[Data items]
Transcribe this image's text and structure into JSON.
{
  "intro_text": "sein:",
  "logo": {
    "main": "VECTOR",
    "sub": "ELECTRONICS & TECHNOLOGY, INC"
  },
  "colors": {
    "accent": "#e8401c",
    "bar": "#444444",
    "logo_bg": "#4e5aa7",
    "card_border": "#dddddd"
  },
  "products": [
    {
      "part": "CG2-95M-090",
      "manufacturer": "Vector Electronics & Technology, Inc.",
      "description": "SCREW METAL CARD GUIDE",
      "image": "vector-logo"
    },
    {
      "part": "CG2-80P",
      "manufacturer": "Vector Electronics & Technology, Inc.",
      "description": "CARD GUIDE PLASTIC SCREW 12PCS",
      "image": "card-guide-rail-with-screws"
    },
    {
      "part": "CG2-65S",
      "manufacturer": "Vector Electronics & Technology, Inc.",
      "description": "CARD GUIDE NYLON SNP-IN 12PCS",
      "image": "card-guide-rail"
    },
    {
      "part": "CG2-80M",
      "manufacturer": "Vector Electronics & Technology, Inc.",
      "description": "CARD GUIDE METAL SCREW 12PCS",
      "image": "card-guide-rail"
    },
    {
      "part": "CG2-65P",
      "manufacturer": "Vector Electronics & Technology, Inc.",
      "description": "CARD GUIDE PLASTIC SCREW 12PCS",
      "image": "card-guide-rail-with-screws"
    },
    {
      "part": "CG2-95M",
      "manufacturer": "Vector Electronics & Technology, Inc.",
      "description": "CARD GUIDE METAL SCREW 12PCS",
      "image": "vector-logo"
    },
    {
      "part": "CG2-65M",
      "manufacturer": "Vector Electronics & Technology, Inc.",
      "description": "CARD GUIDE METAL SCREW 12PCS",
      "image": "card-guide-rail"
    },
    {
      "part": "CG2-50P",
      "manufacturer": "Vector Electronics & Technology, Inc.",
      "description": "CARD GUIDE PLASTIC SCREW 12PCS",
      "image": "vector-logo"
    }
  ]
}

Short task: Return each line of the data exactly as written above.

Answer to the problem:
Transcribe this image's text and structure into JSON.
{
  "intro_text": "sein:",
  "logo": {
    "main": "VECTOR",
    "sub": "ELECTRONICS & TECHNOLOGY, INC"
  },
  "colors": {
    "accent": "#e8401c",
    "bar": "#444444",
    "logo_bg": "#4e5aa7",
    "card_border": "#dddddd"
  },
  "products": [
    {
      "part": "CG2-95M-090",
      "manufacturer": "Vector Electronics & Technology, Inc.",
      "description": "SCREW METAL CARD GUIDE",
      "image": "vector-logo"
    },
    {
      "part": "CG2-80P",
      "manufacturer": "Vector Electronics & Technology, Inc.",
      "description": "CARD GUIDE PLASTIC SCREW 12PCS",
      "image": "card-guide-rail-with-screws"
    },
    {
      "part": "CG2-65S",
      "manufacturer": "Vector Electronics & Technology, Inc.",
      "description": "CARD GUIDE NYLON SNP-IN 12PCS",
      "image": "card-guide-rail"
    },
    {
      "part": "CG2-80M",
      "manufacturer": "Vector Electronics & Technology, Inc.",
      "description": "CARD GUIDE METAL SCREW 12PCS",
      "image": "card-guide-rail"
    },
    {
      "part": "CG2-65P",
      "manufacturer": "Vector Electronics & Technology, Inc.",
      "description": "CARD GUIDE PLASTIC SCREW 12PCS",
      "image": "card-guide-rail-with-screws"
    },
    {
      "part": "CG2-95M",
      "manufacturer": "Vector Electronics & Technology, Inc.",
      "description": "CARD GUIDE METAL SCREW 12PCS",
      "image": "vector-logo"
    },
    {
      "part": "CG2-65M",
      "manufacturer": "Vector Electronics & Technology, Inc.",
      "description": "CARD GUIDE METAL SCREW 12PCS",
      "image": "card-guide-rail"
    },
    {
      "part": "CG2-50P",
      "manufacturer": "Vector Electronics & Technology, Inc.",
      "description": "CARD GUIDE PLASTIC SCREW 12PCS",
      "image": "vector-logo"
    }
  ]
}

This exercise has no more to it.